=== WHAT IS REQUIRED ===
Look below. Copy each line that has "Тульской" in it.

* Start SUPPLIED INFORMATION *

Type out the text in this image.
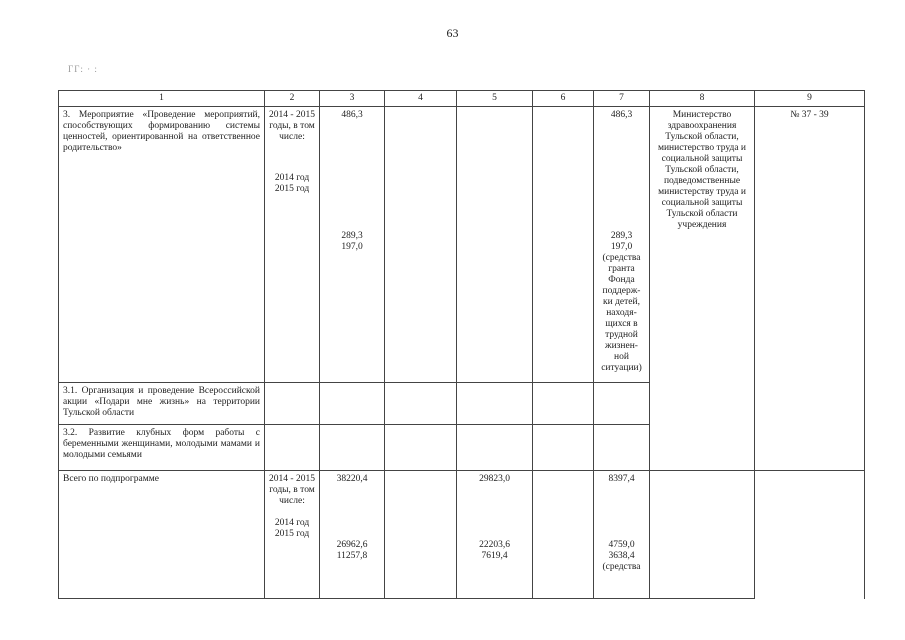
63
ГГ: · :
1	2	3	4	5	6	7	8	9
3. Мероприятие «Проведение мероприятий, способствующих формированию системы ценностей, ориентированной на ответственное родительство»	2014 - 2015 годы, в том числе:
2014 год
2015 год	486,3
289,3
197,0				486,3
289,3
197,0
(средства гранта Фонда поддерж-ки детей, находя-щихся в трудной жизнен-ной ситуации)	Министерство здравоохранения Тульской области, министерство труда и социальной защиты Тульской области, подведомственные министерству труда и социальной защиты Тульской области учреждения	№ 37 - 39
3.1. Организация и проведение Всероссийской акции «Подари мне жизнь» на территории Тульской области								
3.2. Развитие клубных форм работы с беременными женщинами, молодыми мамами и молодыми семьями								
Всего по подпрограмме	2014 - 2015 годы, в том числе:
2014 год
2015 год	38220,4
26962,6
11257,8		29823,0
22203,6
7619,4		8397,4
4759,0
3638,4
(средства		
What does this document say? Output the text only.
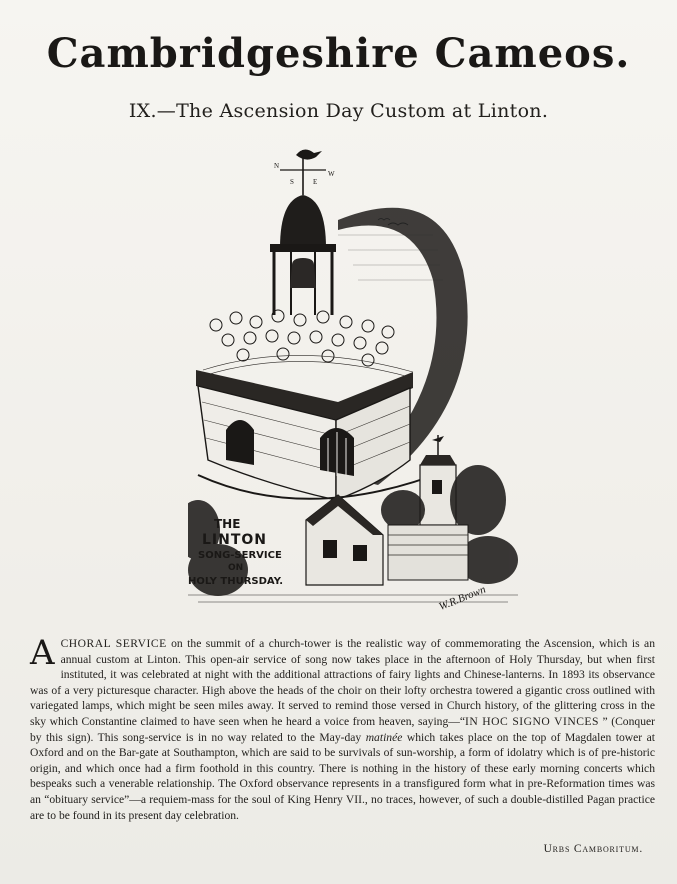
Cambridgeshire Cameos.
IX.—The Ascension Day Custom at Linton.
N
W
S	E
THE
LINTON
SONG-SERVICE
ON
HOLY THURSDAY.
W.R.Brown
ACHORAL SERVICE on the summit of a church-tower is the realistic way of commemorating the Ascension, which is an annual custom at Linton. This open-air service of song now takes place in the afternoon of Holy Thursday, but when first instituted, it was celebrated at night with the additional attractions of fairy lights and Chinese-lanterns. In 1893 its observance was of a very picturesque character. High above the heads of the choir on their lofty orchestra towered a gigantic cross outlined with variegated lamps, which might be seen miles away. It served to remind those versed in Church history, of the glittering cross in the sky which Constantine claimed to have seen when he heard a voice from heaven, saying—“IN HOC SIGNO VINCES ” (Conquer by this sign). This song-service is in no way related to the May-day matinée which takes place on the top of Magdalen tower at Oxford and on the Bar-gate at Southampton, which are said to be survivals of sun-worship, a form of idolatry which is of pre-historic origin, and which once had a firm foothold in this country. There is nothing in the history of these early morning concerts which bespeaks such a venerable relationship. The Oxford observance represents in a transfigured form what in pre-Reformation times was an “obituary service”—a requiem-mass for the soul of King Henry VII., no traces, however, of such a double-distilled Pagan practice are to be found in its present day celebration.
Urbs Camboritum.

* End SUPPLIED INFORMATION *

=== TASK RESPONSE ===
(средства гранта Фонда поддерж-ки детей, находя-щихся в трудной жизнен-ной ситуации)	Министерство здравоохранения Тульской области, министерство труда и социальной защиты Тульской области, подведомственные министерству труда и социальной защиты Тульской области учреждения	№ 37 - 39
3.1. Организация и проведение Всероссийской акции «Подари мне жизнь» на территории Тульской области								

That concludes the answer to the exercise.